Chart and figure data
◇ ◇ ◇ ◇ ◇ ◇ ◇
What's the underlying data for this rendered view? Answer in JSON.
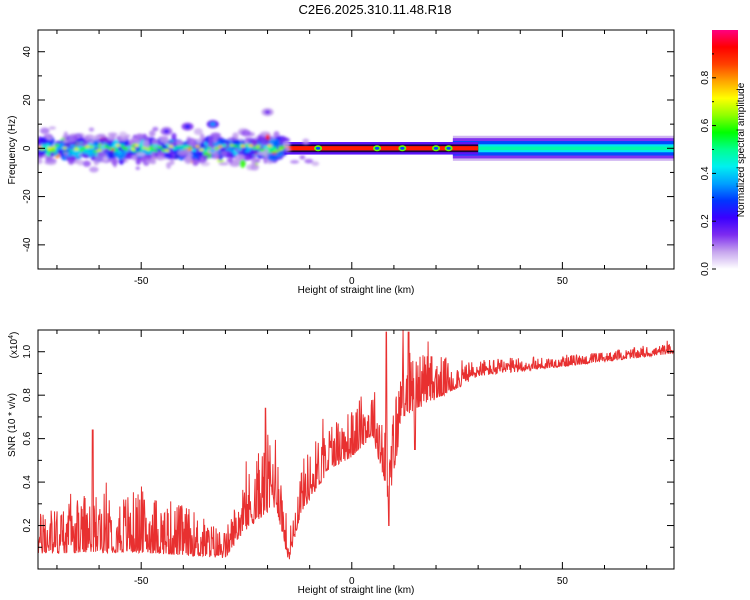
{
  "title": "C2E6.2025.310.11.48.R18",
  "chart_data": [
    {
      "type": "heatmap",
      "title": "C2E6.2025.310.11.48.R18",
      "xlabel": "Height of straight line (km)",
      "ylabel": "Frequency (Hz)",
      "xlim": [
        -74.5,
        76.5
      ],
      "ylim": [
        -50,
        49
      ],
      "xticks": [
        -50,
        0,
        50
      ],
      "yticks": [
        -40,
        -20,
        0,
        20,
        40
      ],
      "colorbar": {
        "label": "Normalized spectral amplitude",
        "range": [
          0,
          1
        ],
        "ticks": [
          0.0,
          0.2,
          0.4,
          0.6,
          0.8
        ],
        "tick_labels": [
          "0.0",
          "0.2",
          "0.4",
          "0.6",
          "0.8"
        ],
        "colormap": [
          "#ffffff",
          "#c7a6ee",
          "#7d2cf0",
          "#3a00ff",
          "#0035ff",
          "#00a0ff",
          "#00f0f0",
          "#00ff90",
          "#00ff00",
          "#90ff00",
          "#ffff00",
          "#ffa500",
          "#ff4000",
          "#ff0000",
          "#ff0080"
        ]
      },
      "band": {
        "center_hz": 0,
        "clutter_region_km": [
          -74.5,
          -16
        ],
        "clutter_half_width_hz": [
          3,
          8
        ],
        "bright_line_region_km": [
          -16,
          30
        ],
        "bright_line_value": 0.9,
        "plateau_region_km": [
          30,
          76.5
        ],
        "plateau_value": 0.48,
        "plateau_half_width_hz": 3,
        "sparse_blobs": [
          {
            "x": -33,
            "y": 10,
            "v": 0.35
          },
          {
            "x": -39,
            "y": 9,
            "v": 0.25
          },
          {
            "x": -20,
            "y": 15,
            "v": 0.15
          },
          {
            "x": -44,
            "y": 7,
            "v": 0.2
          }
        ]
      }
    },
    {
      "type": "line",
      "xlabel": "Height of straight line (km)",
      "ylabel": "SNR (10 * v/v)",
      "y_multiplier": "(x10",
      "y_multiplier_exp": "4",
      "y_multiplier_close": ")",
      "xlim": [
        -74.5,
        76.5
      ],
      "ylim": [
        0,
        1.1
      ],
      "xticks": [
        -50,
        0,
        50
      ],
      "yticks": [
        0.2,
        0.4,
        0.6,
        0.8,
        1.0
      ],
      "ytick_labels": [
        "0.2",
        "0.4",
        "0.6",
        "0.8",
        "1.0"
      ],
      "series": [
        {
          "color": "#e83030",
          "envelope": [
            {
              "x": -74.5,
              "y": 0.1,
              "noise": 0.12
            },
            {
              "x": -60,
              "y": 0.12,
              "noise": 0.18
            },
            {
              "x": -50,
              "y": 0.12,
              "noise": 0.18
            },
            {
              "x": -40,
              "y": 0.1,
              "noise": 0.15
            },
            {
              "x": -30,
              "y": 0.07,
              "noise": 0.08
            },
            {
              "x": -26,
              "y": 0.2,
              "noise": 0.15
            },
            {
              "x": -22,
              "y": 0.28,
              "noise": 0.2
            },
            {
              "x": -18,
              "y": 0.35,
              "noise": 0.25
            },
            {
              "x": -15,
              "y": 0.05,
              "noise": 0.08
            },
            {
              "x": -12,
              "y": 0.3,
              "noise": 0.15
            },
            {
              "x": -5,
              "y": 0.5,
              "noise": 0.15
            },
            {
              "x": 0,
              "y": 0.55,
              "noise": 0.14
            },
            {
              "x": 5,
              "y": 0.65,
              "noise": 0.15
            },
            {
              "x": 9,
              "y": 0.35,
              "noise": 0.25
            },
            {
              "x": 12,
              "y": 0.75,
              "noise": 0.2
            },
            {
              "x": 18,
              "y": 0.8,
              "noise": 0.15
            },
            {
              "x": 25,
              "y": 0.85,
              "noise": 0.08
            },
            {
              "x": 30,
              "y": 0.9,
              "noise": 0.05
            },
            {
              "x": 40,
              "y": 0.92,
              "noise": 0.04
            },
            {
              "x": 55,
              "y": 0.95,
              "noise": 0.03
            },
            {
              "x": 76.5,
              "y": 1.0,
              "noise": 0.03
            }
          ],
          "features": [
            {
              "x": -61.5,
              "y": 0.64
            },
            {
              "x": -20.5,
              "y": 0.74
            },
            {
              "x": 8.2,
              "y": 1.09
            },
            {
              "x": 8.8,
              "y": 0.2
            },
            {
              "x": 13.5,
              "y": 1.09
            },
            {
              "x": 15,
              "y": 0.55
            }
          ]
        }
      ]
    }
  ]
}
◇ ◇ ◇ ◇ ◇ ◇ ◇
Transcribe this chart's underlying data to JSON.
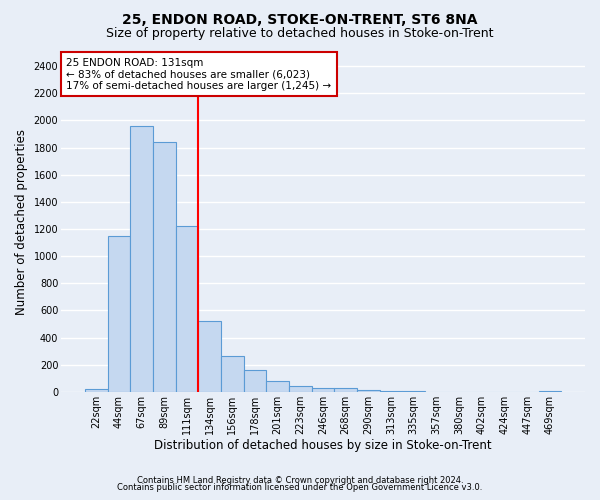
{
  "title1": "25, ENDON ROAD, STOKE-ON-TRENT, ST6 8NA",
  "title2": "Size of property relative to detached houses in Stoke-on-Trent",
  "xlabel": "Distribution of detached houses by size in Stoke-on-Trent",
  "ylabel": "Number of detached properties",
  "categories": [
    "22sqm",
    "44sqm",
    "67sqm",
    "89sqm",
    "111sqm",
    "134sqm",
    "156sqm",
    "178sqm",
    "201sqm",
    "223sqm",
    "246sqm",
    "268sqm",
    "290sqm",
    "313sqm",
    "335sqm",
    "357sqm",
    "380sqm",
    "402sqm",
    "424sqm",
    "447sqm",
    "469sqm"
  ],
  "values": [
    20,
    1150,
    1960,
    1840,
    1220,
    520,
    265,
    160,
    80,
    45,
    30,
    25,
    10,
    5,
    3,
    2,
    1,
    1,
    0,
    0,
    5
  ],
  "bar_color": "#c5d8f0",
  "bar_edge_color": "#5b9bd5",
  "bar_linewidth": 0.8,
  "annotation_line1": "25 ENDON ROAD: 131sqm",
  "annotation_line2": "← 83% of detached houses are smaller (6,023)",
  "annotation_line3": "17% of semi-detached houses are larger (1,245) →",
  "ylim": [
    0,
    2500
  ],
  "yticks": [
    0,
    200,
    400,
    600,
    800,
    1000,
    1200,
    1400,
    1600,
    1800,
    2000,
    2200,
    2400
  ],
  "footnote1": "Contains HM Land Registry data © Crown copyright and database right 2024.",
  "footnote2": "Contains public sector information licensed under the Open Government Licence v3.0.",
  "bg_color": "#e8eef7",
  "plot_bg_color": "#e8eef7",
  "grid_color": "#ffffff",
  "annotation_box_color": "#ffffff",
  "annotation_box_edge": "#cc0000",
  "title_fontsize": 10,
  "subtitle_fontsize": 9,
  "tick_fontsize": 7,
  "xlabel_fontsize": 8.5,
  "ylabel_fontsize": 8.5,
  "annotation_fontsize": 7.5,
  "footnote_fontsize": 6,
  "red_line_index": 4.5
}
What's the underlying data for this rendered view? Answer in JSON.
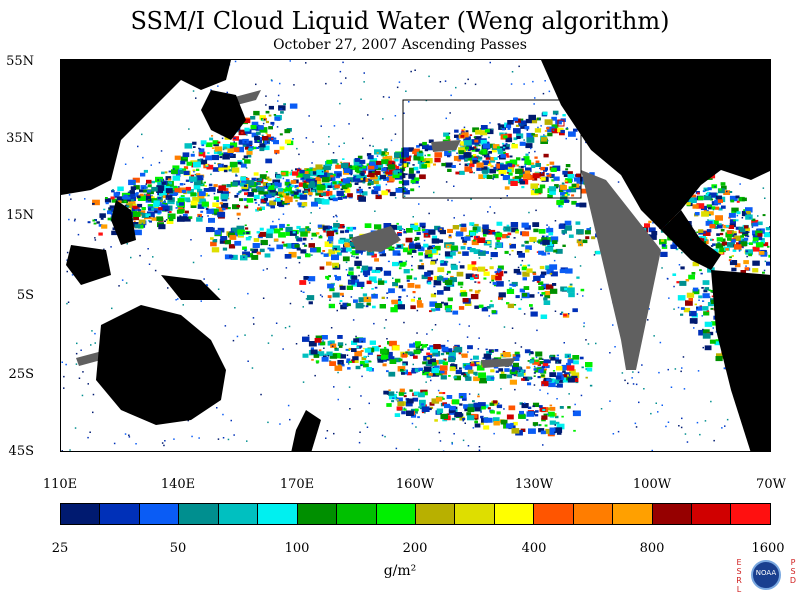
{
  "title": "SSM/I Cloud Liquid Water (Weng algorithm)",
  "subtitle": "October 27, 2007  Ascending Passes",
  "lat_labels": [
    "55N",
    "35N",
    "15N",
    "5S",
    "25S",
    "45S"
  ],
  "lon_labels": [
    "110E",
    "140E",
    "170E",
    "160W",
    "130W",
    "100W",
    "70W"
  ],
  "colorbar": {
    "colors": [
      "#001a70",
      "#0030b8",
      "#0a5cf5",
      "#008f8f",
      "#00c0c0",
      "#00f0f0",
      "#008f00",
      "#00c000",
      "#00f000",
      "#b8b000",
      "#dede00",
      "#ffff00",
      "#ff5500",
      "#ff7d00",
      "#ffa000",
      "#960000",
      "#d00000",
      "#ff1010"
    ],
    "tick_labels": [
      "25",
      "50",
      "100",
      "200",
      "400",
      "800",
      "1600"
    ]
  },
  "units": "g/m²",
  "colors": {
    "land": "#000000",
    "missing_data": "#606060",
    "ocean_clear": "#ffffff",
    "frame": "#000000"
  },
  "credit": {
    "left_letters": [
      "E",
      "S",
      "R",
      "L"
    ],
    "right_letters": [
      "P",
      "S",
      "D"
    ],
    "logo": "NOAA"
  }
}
◇ ◇ ◇ ◇ ◇ ◇ ◇
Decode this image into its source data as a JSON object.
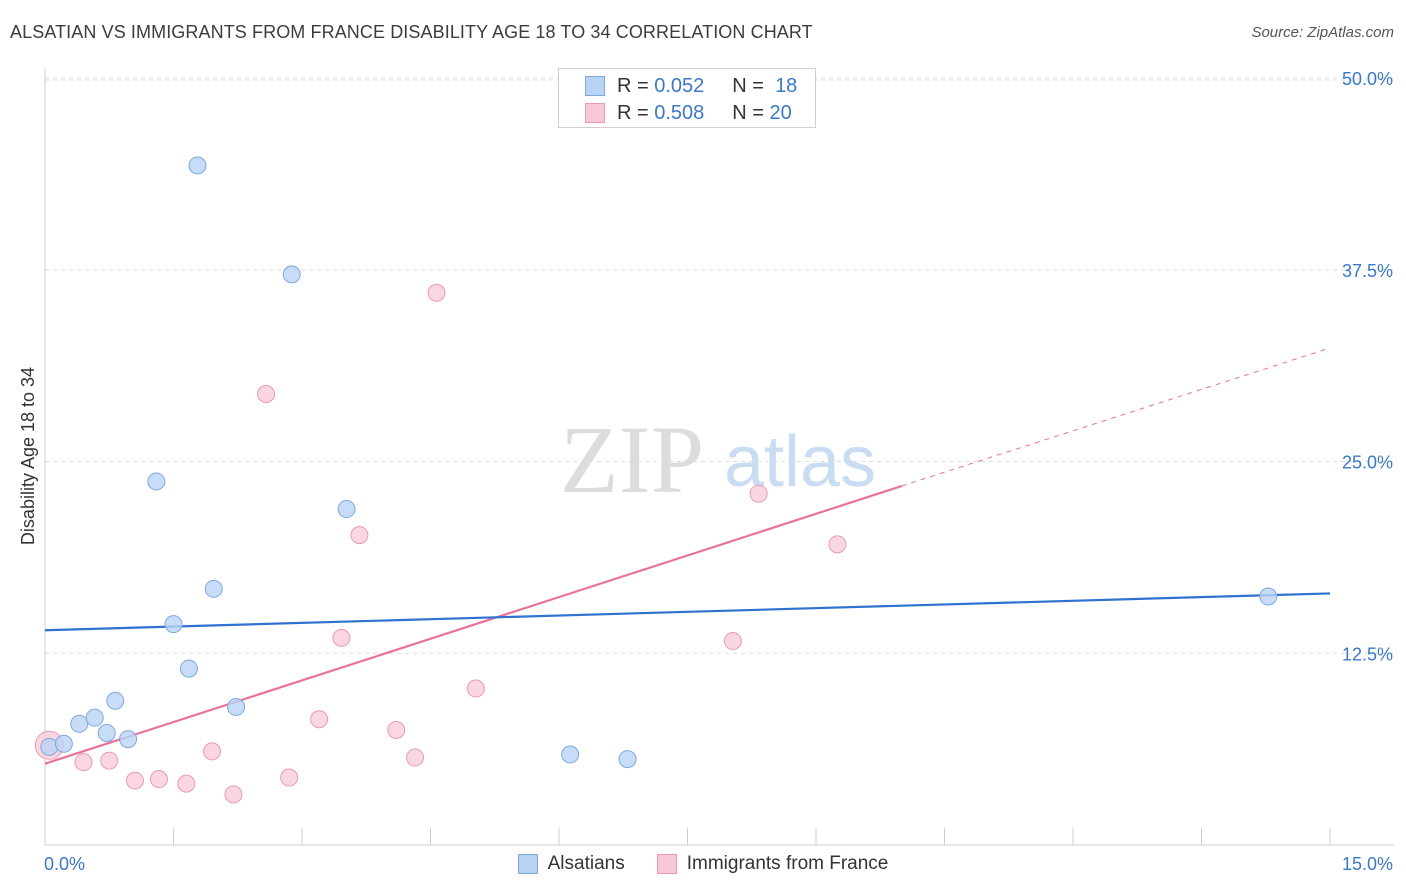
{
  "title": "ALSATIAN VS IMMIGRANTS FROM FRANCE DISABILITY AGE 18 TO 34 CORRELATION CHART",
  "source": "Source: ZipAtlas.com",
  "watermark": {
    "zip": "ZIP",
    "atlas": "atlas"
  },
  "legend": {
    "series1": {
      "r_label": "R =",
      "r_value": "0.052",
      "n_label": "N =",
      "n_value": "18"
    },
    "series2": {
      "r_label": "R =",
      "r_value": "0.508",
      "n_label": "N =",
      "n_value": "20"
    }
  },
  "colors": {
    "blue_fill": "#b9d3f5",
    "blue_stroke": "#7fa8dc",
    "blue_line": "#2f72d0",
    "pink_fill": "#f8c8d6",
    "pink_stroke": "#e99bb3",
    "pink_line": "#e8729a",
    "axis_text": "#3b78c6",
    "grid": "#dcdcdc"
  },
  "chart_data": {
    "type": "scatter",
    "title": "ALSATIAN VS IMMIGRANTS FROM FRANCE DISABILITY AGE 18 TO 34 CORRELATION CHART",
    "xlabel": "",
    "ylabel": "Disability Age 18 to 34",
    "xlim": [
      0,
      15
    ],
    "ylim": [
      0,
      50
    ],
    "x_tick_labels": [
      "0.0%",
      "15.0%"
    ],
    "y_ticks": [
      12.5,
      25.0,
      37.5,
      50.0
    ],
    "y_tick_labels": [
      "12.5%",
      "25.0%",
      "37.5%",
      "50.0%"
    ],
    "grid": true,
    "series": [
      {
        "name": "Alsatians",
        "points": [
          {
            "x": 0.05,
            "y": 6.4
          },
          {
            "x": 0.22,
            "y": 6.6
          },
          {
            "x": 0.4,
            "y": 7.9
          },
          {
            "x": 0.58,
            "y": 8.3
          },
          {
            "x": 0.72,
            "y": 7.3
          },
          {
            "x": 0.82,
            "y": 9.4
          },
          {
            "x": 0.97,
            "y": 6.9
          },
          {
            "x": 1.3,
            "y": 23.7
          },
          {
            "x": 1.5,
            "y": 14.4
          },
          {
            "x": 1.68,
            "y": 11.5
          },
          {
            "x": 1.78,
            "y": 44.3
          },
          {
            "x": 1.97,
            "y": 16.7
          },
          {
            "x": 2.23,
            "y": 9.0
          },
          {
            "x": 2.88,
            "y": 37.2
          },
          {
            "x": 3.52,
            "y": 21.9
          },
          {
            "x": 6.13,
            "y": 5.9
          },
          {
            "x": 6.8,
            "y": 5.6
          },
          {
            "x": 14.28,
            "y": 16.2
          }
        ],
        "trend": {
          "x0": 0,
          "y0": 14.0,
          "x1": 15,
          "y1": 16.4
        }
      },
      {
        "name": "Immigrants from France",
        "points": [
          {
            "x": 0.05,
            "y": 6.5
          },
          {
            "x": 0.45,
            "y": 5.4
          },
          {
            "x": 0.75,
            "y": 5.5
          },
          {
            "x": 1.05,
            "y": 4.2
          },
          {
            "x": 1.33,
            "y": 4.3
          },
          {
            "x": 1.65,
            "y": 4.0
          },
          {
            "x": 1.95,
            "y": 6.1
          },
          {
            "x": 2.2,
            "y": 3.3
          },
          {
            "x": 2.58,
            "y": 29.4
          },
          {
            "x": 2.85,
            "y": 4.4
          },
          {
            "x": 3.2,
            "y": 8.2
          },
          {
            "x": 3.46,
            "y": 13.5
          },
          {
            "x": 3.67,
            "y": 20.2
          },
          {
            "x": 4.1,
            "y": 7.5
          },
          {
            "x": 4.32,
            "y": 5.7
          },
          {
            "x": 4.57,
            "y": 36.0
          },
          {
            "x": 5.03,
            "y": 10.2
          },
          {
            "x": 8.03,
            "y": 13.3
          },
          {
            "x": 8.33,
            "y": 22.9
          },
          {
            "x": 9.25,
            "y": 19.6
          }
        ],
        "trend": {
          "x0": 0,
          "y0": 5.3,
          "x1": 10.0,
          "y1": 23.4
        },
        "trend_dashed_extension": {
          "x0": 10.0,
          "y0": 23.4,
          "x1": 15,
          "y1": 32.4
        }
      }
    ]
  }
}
◇ ◇ ◇ ◇ ◇ ◇ ◇
**What is expected:**
Filter the records above for lines containing the word "name", and copy those lines.

**Expected output:**
        "name": "Alsatians",
        "name": "Immigrants from France",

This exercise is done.